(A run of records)
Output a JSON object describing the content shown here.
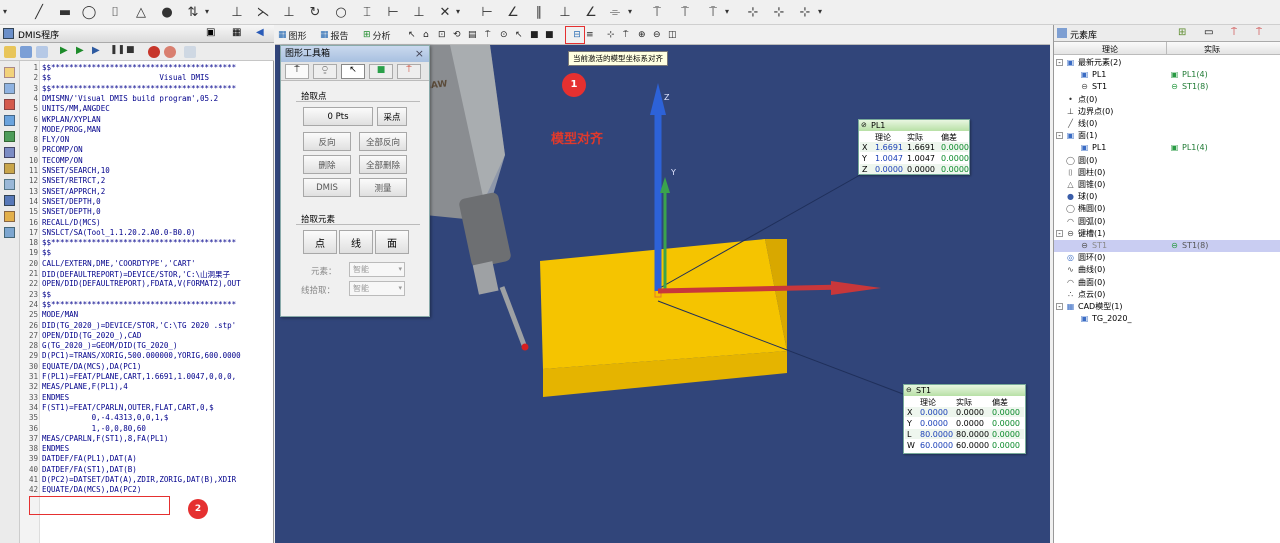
{
  "dmis_window": {
    "title": "DMIS程序"
  },
  "code_lines": [
    "$$*****************************************",
    "$$                        Visual DMIS",
    "$$*****************************************",
    "DMISMN/'Visual DMIS build program',05.2",
    "UNITS/MM,ANGDEC",
    "WKPLAN/XYPLAN",
    "MODE/PROG,MAN",
    "FLY/ON",
    "PRCOMP/ON",
    "TECOMP/ON",
    "SNSET/SEARCH,10",
    "SNSET/RETRCT,2",
    "SNSET/APPRCH,2",
    "SNSET/DEPTH,0",
    "SNSET/DEPTH,0",
    "RECALL/D(MCS)",
    "SNSLCT/SA(Tool_1.1.20.2.A0.0-B0.0)",
    "$$*****************************************",
    "$$",
    "CALL/EXTERN,DME,'COORDTYPE','CART'",
    "DID(DEFAULTREPORT)=DEVICE/STOR,'C:\\山洞果子",
    "OPEN/DID(DEFAULTREPORT),FDATA,V(FORMAT2),OUT",
    "$$",
    "$$*****************************************",
    "MODE/MAN",
    "DID(TG_2020_)=DEVICE/STOR,'C:\\TG 2020 .stp'",
    "OPEN/DID(TG_2020_),CAD",
    "G(TG_2020_)=GEOM/DID(TG_2020_)",
    "D(PC1)=TRANS/XORIG,500.000000,YORIG,600.0000",
    "EQUATE/DA(MCS),DA(PC1)",
    "F(PL1)=FEAT/PLANE,CART,1.6691,1.0047,0,0,0,",
    "MEAS/PLANE,F(PL1),4",
    "ENDMES",
    "F(ST1)=FEAT/CPARLN,OUTER,FLAT,CART,0,$",
    "           0,-4.4313,0,0,1,$",
    "           1,-0,0,80,60",
    "MEAS/CPARLN,F(ST1),8,FA(PL1)",
    "ENDMES",
    "DATDEF/FA(PL1),DAT(A)",
    "DATDEF/FA(ST1),DAT(B)",
    "D(PC2)=DATSET/DAT(A),ZDIR,ZORIG,DAT(B),XDIR",
    "EQUATE/DA(MCS),DA(PC2)"
  ],
  "viewport_toolbar": {
    "graphics": "图形",
    "report": "报告",
    "analysis": "分析"
  },
  "tooltip": "当前激活的模型坐标系对齐",
  "overlay_label": "模型对齐",
  "markers": {
    "m1": "1",
    "m2": "2"
  },
  "probe_brand": "SHAW",
  "graphics_toolbox": {
    "title": "图形工具箱",
    "close": "×",
    "pick_points": "拾取点",
    "pts": "0 Pts",
    "capture": "采点",
    "reverse": "反向",
    "all_reverse": "全部反向",
    "delete": "删除",
    "delete_all": "全部删除",
    "dmis": "DMIS",
    "measure": "测量",
    "pick_elements": "拾取元素",
    "point": "点",
    "line": "线",
    "plane": "面",
    "element_label": "元素：",
    "element_value": "智能",
    "line_pick_label": "线拾取：",
    "line_pick_value": "智能"
  },
  "pl1_dialog": {
    "title": "PL1",
    "headers": [
      "理论",
      "实际",
      "偏差"
    ],
    "rows": [
      {
        "axis": "X",
        "theory": "1.6691",
        "actual": "1.6691",
        "dev": "0.0000"
      },
      {
        "axis": "Y",
        "theory": "1.0047",
        "actual": "1.0047",
        "dev": "0.0000"
      },
      {
        "axis": "Z",
        "theory": "0.0000",
        "actual": "0.0000",
        "dev": "0.0000"
      }
    ]
  },
  "st1_dialog": {
    "title": "ST1",
    "headers": [
      "理论",
      "实际",
      "偏差"
    ],
    "rows": [
      {
        "axis": "X",
        "theory": "0.0000",
        "actual": "0.0000",
        "dev": "0.0000"
      },
      {
        "axis": "Y",
        "theory": "0.0000",
        "actual": "0.0000",
        "dev": "0.0000"
      },
      {
        "axis": "L",
        "theory": "80.0000",
        "actual": "80.0000",
        "dev": "0.0000"
      },
      {
        "axis": "W",
        "theory": "60.0000",
        "actual": "60.0000",
        "dev": "0.0000"
      }
    ]
  },
  "axis_labels": {
    "z": "Z",
    "y": "Y"
  },
  "element_library": {
    "title": "元素库",
    "col_theory": "理论",
    "col_actual": "实际",
    "rows": [
      {
        "label": "最新元素(2)",
        "actual": ""
      },
      {
        "label": "PL1",
        "actual": "PL1(4)"
      },
      {
        "label": "ST1",
        "actual": "ST1(8)"
      },
      {
        "label": "点(0)",
        "actual": ""
      },
      {
        "label": "边界点(0)",
        "actual": ""
      },
      {
        "label": "线(0)",
        "actual": ""
      },
      {
        "label": "面(1)",
        "actual": ""
      },
      {
        "label": "PL1",
        "actual": "PL1(4)"
      },
      {
        "label": "圆(0)",
        "actual": ""
      },
      {
        "label": "圆柱(0)",
        "actual": ""
      },
      {
        "label": "圆锥(0)",
        "actual": ""
      },
      {
        "label": "球(0)",
        "actual": ""
      },
      {
        "label": "椭圆(0)",
        "actual": ""
      },
      {
        "label": "圆弧(0)",
        "actual": ""
      },
      {
        "label": "键槽(1)",
        "actual": ""
      },
      {
        "label": "ST1",
        "actual": "ST1(8)"
      },
      {
        "label": "圆环(0)",
        "actual": ""
      },
      {
        "label": "曲线(0)",
        "actual": ""
      },
      {
        "label": "曲面(0)",
        "actual": ""
      },
      {
        "label": "点云(0)",
        "actual": ""
      },
      {
        "label": "CAD模型(1)",
        "actual": ""
      },
      {
        "label": "TG_2020_",
        "actual": ""
      }
    ]
  },
  "colors": {
    "viewport_bg": "#31457a",
    "block": "#f5c400",
    "x_axis": "#c8373a",
    "y_axis": "#3aa34d",
    "z_axis": "#2d62d8",
    "marker": "#e53030",
    "overlay_text": "#e0392b"
  }
}
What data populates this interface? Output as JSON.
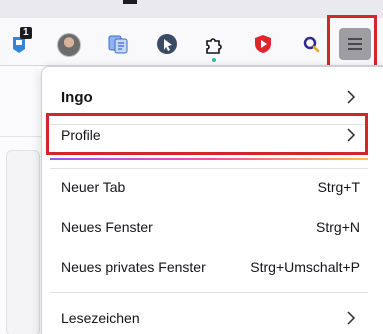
{
  "toolbar": {
    "notification_badge": "1",
    "icons": [
      "extension-badge-icon",
      "avatar",
      "translate-icon",
      "cursor-icon",
      "puzzle-icon",
      "shield-play-icon",
      "search-extension-icon",
      "hamburger-menu-icon"
    ]
  },
  "menu": {
    "account_name": "Ingo",
    "profile_label": "Profile",
    "items": [
      {
        "label": "Neuer Tab",
        "shortcut": "Strg+T"
      },
      {
        "label": "Neues Fenster",
        "shortcut": "Strg+N"
      },
      {
        "label": "Neues privates Fenster",
        "shortcut": "Strg+Umschalt+P"
      }
    ],
    "bookmarks_label": "Lesezeichen"
  },
  "colors": {
    "highlight": "#d0262c",
    "menu_button_bg": "#9e9ea2"
  }
}
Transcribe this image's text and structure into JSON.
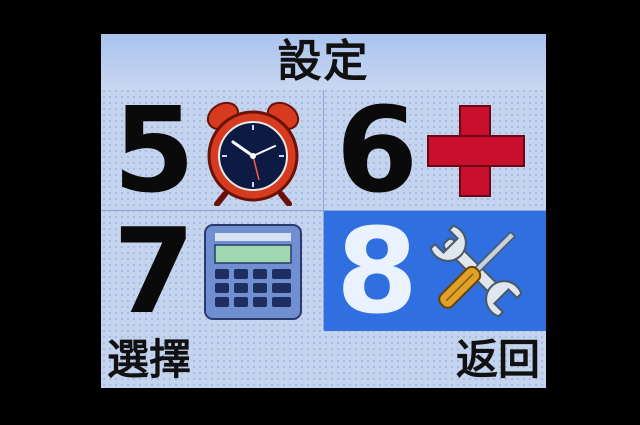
{
  "header": {
    "title": "設定"
  },
  "menu": {
    "items": [
      {
        "number": "5",
        "icon": "alarm-clock-icon"
      },
      {
        "number": "6",
        "icon": "red-cross-icon"
      },
      {
        "number": "7",
        "icon": "calculator-icon"
      },
      {
        "number": "8",
        "icon": "tools-icon",
        "selected": true
      }
    ]
  },
  "softkeys": {
    "left": "選擇",
    "right": "返回"
  },
  "colors": {
    "screen_bg": "#c4d4ef",
    "selected_bg": "#2f6fe0",
    "cross_red": "#c8102e"
  }
}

■ TASK INSTRUCTIONS: Reproduce the records, all of them, word for word; omit the pictures.

■ RESPONSE TO THIS TASK:
Output a JSON object describing the content shown here.
{
  "dmis_window": {
    "title": "DMIS程序"
  },
  "code_lines": [
    "$$*****************************************",
    "$$                        Visual DMIS",
    "$$*****************************************",
    "DMISMN/'Visual DMIS build program',05.2",
    "UNITS/MM,ANGDEC",
    "WKPLAN/XYPLAN",
    "MODE/PROG,MAN",
    "FLY/ON",
    "PRCOMP/ON",
    "TECOMP/ON",
    "SNSET/SEARCH,10",
    "SNSET/RETRCT,2",
    "SNSET/APPRCH,2",
    "SNSET/DEPTH,0",
    "SNSET/DEPTH,0",
    "RECALL/D(MCS)",
    "SNSLCT/SA(Tool_1.1.20.2.A0.0-B0.0)",
    "$$*****************************************",
    "$$",
    "CALL/EXTERN,DME,'COORDTYPE','CART'",
    "DID(DEFAULTREPORT)=DEVICE/STOR,'C:\\山洞果子",
    "OPEN/DID(DEFAULTREPORT),FDATA,V(FORMAT2),OUT",
    "$$",
    "$$*****************************************",
    "MODE/MAN",
    "DID(TG_2020_)=DEVICE/STOR,'C:\\TG 2020 .stp'",
    "OPEN/DID(TG_2020_),CAD",
    "G(TG_2020_)=GEOM/DID(TG_2020_)",
    "D(PC1)=TRANS/XORIG,500.000000,YORIG,600.0000",
    "EQUATE/DA(MCS),DA(PC1)",
    "F(PL1)=FEAT/PLANE,CART,1.6691,1.0047,0,0,0,",
    "MEAS/PLANE,F(PL1),4",
    "ENDMES",
    "F(ST1)=FEAT/CPARLN,OUTER,FLAT,CART,0,$",
    "           0,-4.4313,0,0,1,$",
    "           1,-0,0,80,60",
    "MEAS/CPARLN,F(ST1),8,FA(PL1)",
    "ENDMES",
    "DATDEF/FA(PL1),DAT(A)",
    "DATDEF/FA(ST1),DAT(B)",
    "D(PC2)=DATSET/DAT(A),ZDIR,ZORIG,DAT(B),XDIR",
    "EQUATE/DA(MCS),DA(PC2)"
  ],
  "viewport_toolbar": {
    "graphics": "图形",
    "report": "报告",
    "analysis": "分析"
  },
  "tooltip": "当前激活的模型坐标系对齐",
  "overlay_label": "模型对齐",
  "markers": {
    "m1": "1",
    "m2": "2"
  },
  "probe_brand": "SHAW",
  "graphics_toolbox": {
    "title": "图形工具箱",
    "close": "×",
    "pick_points": "拾取点",
    "pts": "0 Pts",
    "capture": "采点",
    "reverse": "反向",
    "all_reverse": "全部反向",
    "delete": "删除",
    "delete_all": "全部删除",
    "dmis": "DMIS",
    "measure": "测量",
    "pick_elements": "拾取元素",
    "point": "点",
    "line": "线",
    "plane": "面",
    "element_label": "元素：",
    "element_value": "智能",
    "line_pick_label": "线拾取：",
    "line_pick_value": "智能"
  },
  "pl1_dialog": {
    "title": "PL1",
    "headers": [
      "理论",
      "实际",
      "偏差"
    ],
    "rows": [
      {
        "axis": "X",
        "theory": "1.6691",
        "actual": "1.6691",
        "dev": "0.0000"
      },
      {
        "axis": "Y",
        "theory": "1.0047",
        "actual": "1.0047",
        "dev": "0.0000"
      },
      {
        "axis": "Z",
        "theory": "0.0000",
        "actual": "0.0000",
        "dev": "0.0000"
      }
    ]
  },
  "st1_dialog": {
    "title": "ST1",
    "headers": [
      "理论",
      "实际",
      "偏差"
    ],
    "rows": [
      {
        "axis": "X",
        "theory": "0.0000",
        "actual": "0.0000",
        "dev": "0.0000"
      },
      {
        "axis": "Y",
        "theory": "0.0000",
        "actual": "0.0000",
        "dev": "0.0000"
      },
      {
        "axis": "L",
        "theory": "80.0000",
        "actual": "80.0000",
        "dev": "0.0000"
      },
      {
        "axis": "W",
        "theory": "60.0000",
        "actual": "60.0000",
        "dev": "0.0000"
      }
    ]
  },
  "axis_labels": {
    "z": "Z",
    "y": "Y"
  },
  "element_library": {
    "title": "元素库",
    "col_theory": "理论",
    "col_actual": "实际",
    "rows": [
      {
        "label": "最新元素(2)",
        "actual": ""
      },
      {
        "label": "PL1",
        "actual": "PL1(4)"
      },
      {
        "label": "ST1",
        "actual": "ST1(8)"
      },
      {
        "label": "点(0)",
        "actual": ""
      },
      {
        "label": "边界点(0)",
        "actual": ""
      },
      {
        "label": "线(0)",
        "actual": ""
      },
      {
        "label": "面(1)",
        "actual": ""
      },
      {
        "label": "PL1",
        "actual": "PL1(4)"
      },
      {
        "label": "圆(0)",
        "actual": ""
      },
      {
        "label": "圆柱(0)",
        "actual": ""
      },
      {
        "label": "圆锥(0)",
        "actual": ""
      },
      {
        "label": "球(0)",
        "actual": ""
      },
      {
        "label": "椭圆(0)",
        "actual": ""
      },
      {
        "label": "圆弧(0)",
        "actual": ""
      },
      {
        "label": "键槽(1)",
        "actual": ""
      },
      {
        "label": "ST1",
        "actual": "ST1(8)"
      },
      {
        "label": "圆环(0)",
        "actual": ""
      },
      {
        "label": "曲线(0)",
        "actual": ""
      },
      {
        "label": "曲面(0)",
        "actual": ""
      },
      {
        "label": "点云(0)",
        "actual": ""
      },
      {
        "label": "CAD模型(1)",
        "actual": ""
      },
      {
        "label": "TG_2020_",
        "actual": ""
      }
    ]
  },
  "colors": {
    "viewport_bg": "#31457a",
    "block": "#f5c400",
    "x_axis": "#c8373a",
    "y_axis": "#3aa34d",
    "z_axis": "#2d62d8",
    "marker": "#e53030",
    "overlay_text": "#e0392b"
  }
}
What data populates this interface? Output as JSON.
{
  "toolbar": {
    "notification_badge": "1",
    "icons": [
      "extension-badge-icon",
      "avatar",
      "translate-icon",
      "cursor-icon",
      "puzzle-icon",
      "shield-play-icon",
      "search-extension-icon",
      "hamburger-menu-icon"
    ]
  },
  "menu": {
    "account_name": "Ingo",
    "profile_label": "Profile",
    "items": [
      {
        "label": "Neuer Tab",
        "shortcut": "Strg+T"
      },
      {
        "label": "Neues Fenster",
        "shortcut": "Strg+N"
      },
      {
        "label": "Neues privates Fenster",
        "shortcut": "Strg+Umschalt+P"
      }
    ],
    "bookmarks_label": "Lesezeichen"
  },
  "colors": {
    "highlight": "#d0262c",
    "menu_button_bg": "#9e9ea2"
  }
}
Transcribe this image's text and structure into JSON.
{
  "header": {
    "title": "設定"
  },
  "menu": {
    "items": [
      {
        "number": "5",
        "icon": "alarm-clock-icon"
      },
      {
        "number": "6",
        "icon": "red-cross-icon"
      },
      {
        "number": "7",
        "icon": "calculator-icon"
      },
      {
        "number": "8",
        "icon": "tools-icon",
        "selected": true
      }
    ]
  },
  "softkeys": {
    "left": "選擇",
    "right": "返回"
  },
  "colors": {
    "screen_bg": "#c4d4ef",
    "selected_bg": "#2f6fe0",
    "cross_red": "#c8102e"
  }
}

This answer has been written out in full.